* _Request_
What is the number of lines in these entries that include "minute"? Write that number and no other text.

[Entries with figure data]
+---+

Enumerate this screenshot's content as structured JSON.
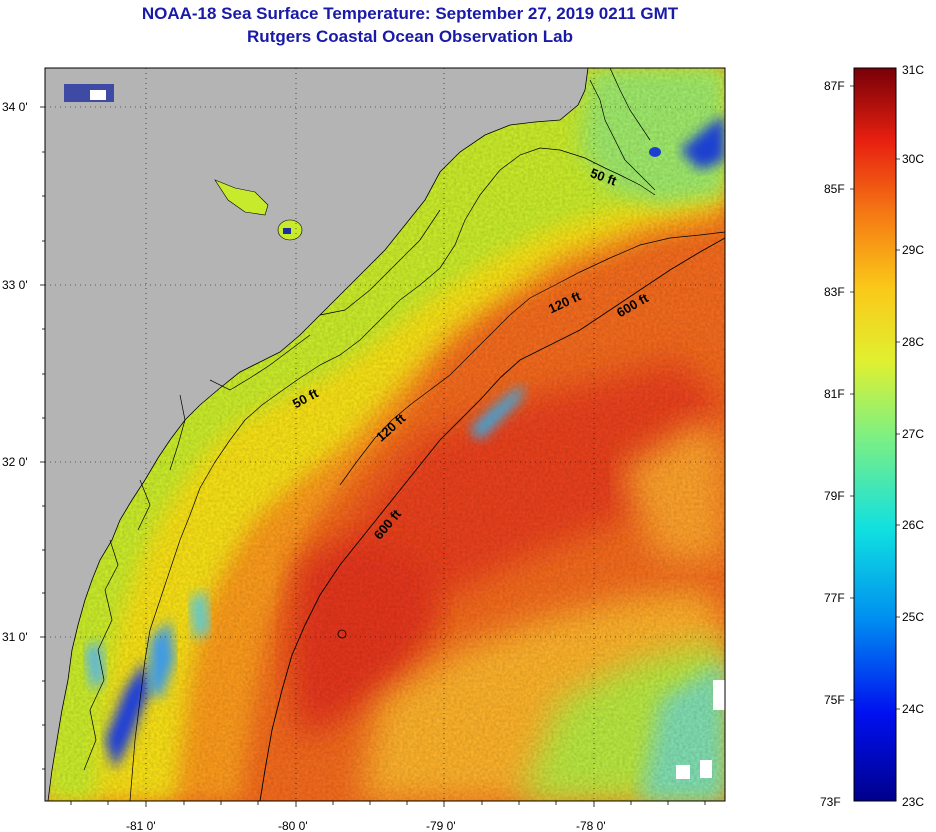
{
  "title": {
    "line1": "NOAA-18 Sea Surface Temperature:  September 27, 2019 0211 GMT",
    "line2": "Rutgers Coastal Ocean Observation Lab"
  },
  "map": {
    "lat_ticks": [
      "34 0'",
      "33 0'",
      "32 0'",
      "31 0'"
    ],
    "lon_ticks": [
      "-81 0'",
      "-80 0'",
      "-79 0'",
      "-78 0'"
    ],
    "contour_labels": [
      "50 ft",
      "50 ft",
      "120 ft",
      "120 ft",
      "600 ft",
      "600 ft"
    ],
    "colors": {
      "land": "#b4b4b4",
      "cloud": "#0a1090"
    }
  },
  "colorbar": {
    "fahrenheit": [
      "87F",
      "85F",
      "83F",
      "81F",
      "79F",
      "77F",
      "75F",
      "73F"
    ],
    "celsius": [
      "31C",
      "30C",
      "29C",
      "28C",
      "27C",
      "26C",
      "25C",
      "24C",
      "23C"
    ]
  }
}
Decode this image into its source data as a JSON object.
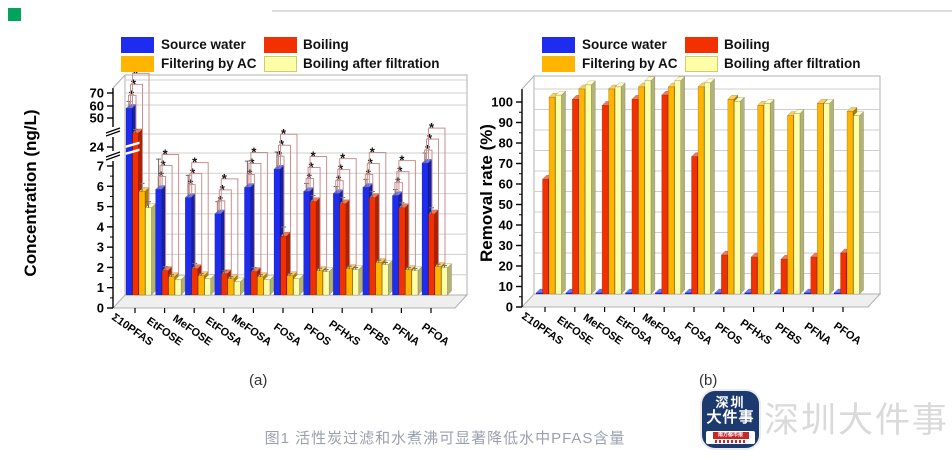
{
  "legend": {
    "items": [
      {
        "label": "Source water",
        "color": "#1e2cf0"
      },
      {
        "label": "Boiling",
        "color": "#f33000"
      },
      {
        "label": "Filtering by AC",
        "color": "#ffb400"
      },
      {
        "label": "Boiling after filtration",
        "color": "#ffffa8"
      }
    ]
  },
  "chart_data": [
    {
      "id": "a",
      "type": "bar",
      "ylabel": "Concentration (ng/L)",
      "categories": [
        "Σ10PFAS",
        "EtFOSE",
        "MeFOSE",
        "EtFOSA",
        "MeFOSA",
        "FOSA",
        "PFOS",
        "PFHxS",
        "PFBS",
        "PFNA",
        "PFOA"
      ],
      "series": [
        {
          "name": "Source water",
          "color": "#1e2cf0",
          "values": [
            47,
            5.2,
            4.8,
            4.0,
            5.3,
            6.2,
            5.1,
            5.0,
            5.3,
            4.9,
            6.5
          ],
          "errors": [
            6,
            1.5,
            1.1,
            0.6,
            1.3,
            1.7,
            0.4,
            0.35,
            0.4,
            0.3,
            0.5
          ]
        },
        {
          "name": "Boiling",
          "color": "#f33000",
          "values": [
            25,
            1.2,
            1.3,
            1.05,
            1.15,
            2.9,
            4.6,
            4.5,
            4.8,
            4.3,
            4.0
          ],
          "errors": [
            3,
            0.2,
            0.25,
            0.15,
            0.2,
            0.45,
            0.3,
            0.3,
            0.3,
            0.25,
            0.3
          ]
        },
        {
          "name": "Filtering by AC",
          "color": "#ffb400",
          "values": [
            5.1,
            0.9,
            0.95,
            0.8,
            0.9,
            0.95,
            1.2,
            1.3,
            1.6,
            1.25,
            1.4
          ],
          "errors": [
            0.4,
            0.1,
            0.1,
            0.1,
            0.1,
            0.1,
            0.12,
            0.12,
            0.12,
            0.1,
            0.12
          ]
        },
        {
          "name": "Boiling after filtration",
          "color": "#ffffa8",
          "values": [
            4.3,
            0.75,
            0.8,
            0.65,
            0.75,
            0.8,
            1.15,
            1.25,
            1.5,
            1.2,
            1.35
          ],
          "errors": [
            0.3,
            0.08,
            0.08,
            0.08,
            0.08,
            0.08,
            0.1,
            0.1,
            0.1,
            0.1,
            0.1
          ]
        }
      ],
      "y_ticks": [
        0,
        1,
        2,
        3,
        4,
        5,
        6,
        7,
        24,
        50,
        60,
        70
      ],
      "axis_breaks": [
        [
          7,
          24
        ],
        [
          24,
          50
        ]
      ],
      "significance": {
        "marker": "*",
        "brackets_per_group": 3
      },
      "grid": true,
      "legend_position": "top"
    },
    {
      "id": "b",
      "type": "bar",
      "ylabel": "Removal rate (%)",
      "categories": [
        "Σ10PFAS",
        "EtFOSE",
        "MeFOSE",
        "EtFOSA",
        "MeFOSA",
        "FOSA",
        "PFOS",
        "PFHxS",
        "PFBS",
        "PFNA",
        "PFOA"
      ],
      "series": [
        {
          "name": "Source water",
          "color": "#1e2cf0",
          "values": [
            0.5,
            0.5,
            0.5,
            0.5,
            0.5,
            0.5,
            0.5,
            0.5,
            0.5,
            0.5,
            0.5
          ],
          "errors": [
            0,
            0,
            0,
            0,
            0,
            0,
            0,
            0,
            0,
            0,
            0
          ]
        },
        {
          "name": "Boiling",
          "color": "#f33000",
          "values": [
            56,
            95,
            92,
            95,
            97,
            67,
            19,
            18,
            17,
            18,
            20
          ],
          "errors": [
            0,
            0,
            0,
            0,
            0,
            0,
            0,
            0,
            0,
            0,
            0
          ]
        },
        {
          "name": "Filtering by AC",
          "color": "#ffb400",
          "values": [
            96,
            100,
            100,
            101,
            101,
            101,
            95,
            92,
            87,
            93,
            89
          ],
          "errors": [
            0,
            0,
            0,
            0,
            0,
            0,
            0,
            0,
            0,
            0,
            0
          ]
        },
        {
          "name": "Boiling after filtration",
          "color": "#ffffa8",
          "values": [
            97,
            102,
            101,
            104,
            104,
            103,
            94,
            93,
            88,
            93,
            87
          ],
          "errors": [
            0,
            0,
            0,
            0,
            0,
            0,
            0,
            0,
            0,
            0,
            0
          ]
        }
      ],
      "y_ticks": [
        0,
        10,
        20,
        30,
        40,
        50,
        60,
        70,
        80,
        90,
        100
      ],
      "ylim": [
        0,
        100
      ],
      "grid": true,
      "legend_position": "top"
    }
  ],
  "subplots": {
    "a": "(a)",
    "b": "(b)"
  },
  "caption": {
    "text": "图1  活性炭过滤和水煮沸可显著降低水中PFAS含量"
  },
  "watermark": {
    "badge_top": "深圳",
    "badge_bottom": "大件事",
    "badge_banner": "南方都市报",
    "text": "深圳大件事"
  },
  "colors": {
    "source_water": "#1e2cf0",
    "boiling": "#f33000",
    "filtering_ac": "#ffb400",
    "boiling_after_filtration": "#ffffa8",
    "significance_bracket": "#c9908f",
    "caption_text": "#9aa1ad",
    "watermark_text": "#dadada",
    "corner_marker": "#00a45f"
  }
}
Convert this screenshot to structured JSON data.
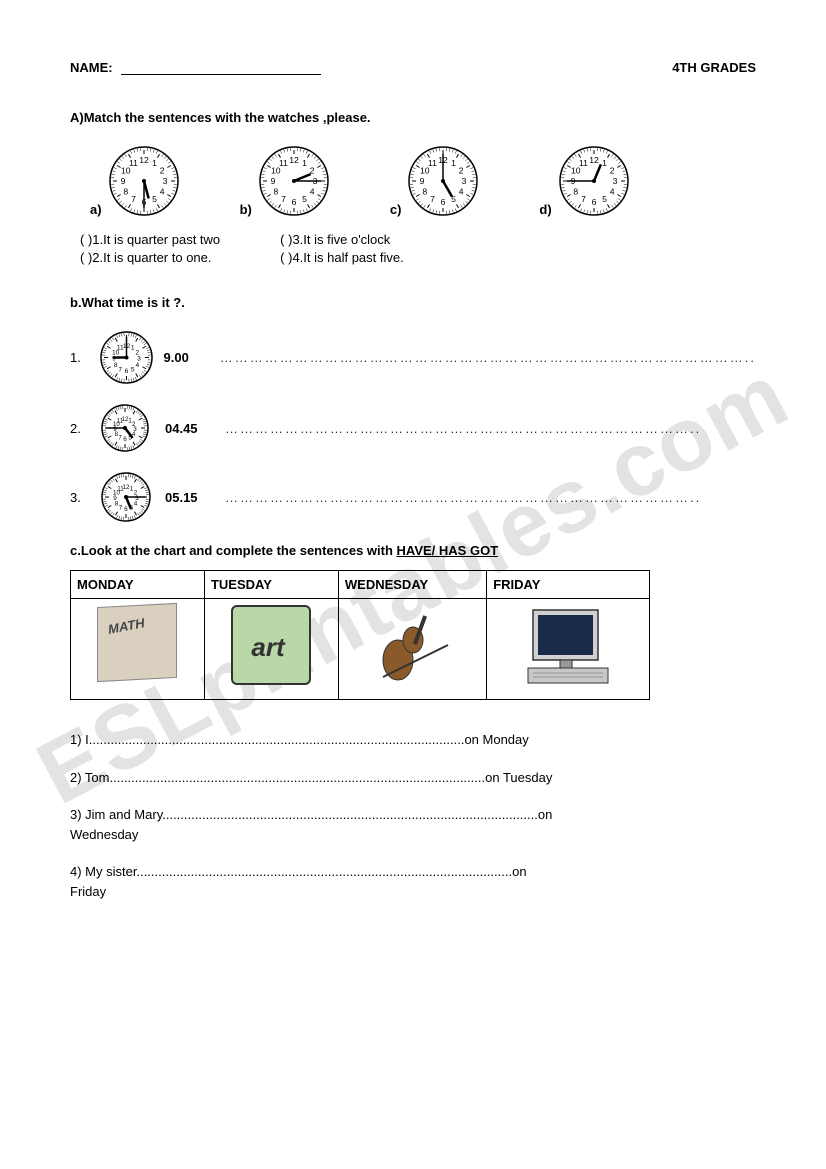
{
  "header": {
    "name_label": "NAME:",
    "grade_label": "4TH GRADES"
  },
  "section_a": {
    "title": "A)Match the sentences with the watches ,please.",
    "clocks": [
      {
        "label": "a)",
        "hour": 5,
        "minute": 30
      },
      {
        "label": "b)",
        "hour": 2,
        "minute": 15
      },
      {
        "label": "c)",
        "hour": 5,
        "minute": 0
      },
      {
        "label": "d)",
        "hour": 12,
        "minute": 45
      }
    ],
    "answers_left": [
      "(  )1.It is quarter past two",
      "(  )2.It is quarter to one."
    ],
    "answers_right": [
      "(  )3.It is five o'clock",
      "(  )4.It is  half past five."
    ]
  },
  "section_b": {
    "title": "b.What time is it ?.",
    "items": [
      {
        "num": "1.",
        "hour": 9,
        "minute": 0,
        "digital": "9.00"
      },
      {
        "num": "2.",
        "hour": 4,
        "minute": 45,
        "digital": "04.45"
      },
      {
        "num": "3.",
        "hour": 5,
        "minute": 15,
        "digital": "05.15"
      }
    ]
  },
  "section_c": {
    "title_prefix": "c.Look at the chart and complete the sentences with ",
    "title_underlined": "HAVE/ HAS GOT",
    "days": [
      "MONDAY",
      "TUESDAY",
      "WEDNESDAY",
      "FRIDAY"
    ],
    "subjects": [
      "math-book",
      "art",
      "violin",
      "computer"
    ],
    "fills": [
      {
        "prefix": "1) I",
        "suffix": "on Monday"
      },
      {
        "prefix": "2) Tom",
        "suffix": "on Tuesday"
      },
      {
        "prefix": "3) Jim and Mary",
        "suffix": "on",
        "suffix2": "Wednesday"
      },
      {
        "prefix": "4) My sister",
        "suffix": "on",
        "suffix2": "Friday"
      }
    ]
  },
  "watermark_text": "ESLprintables.com",
  "dots_long": "……………………………………………………………………………………………..",
  "dots_med": "…………………………………………………………………………………..",
  "dots_fill": "........................................................................................................"
}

+---+

* _Written solution_
7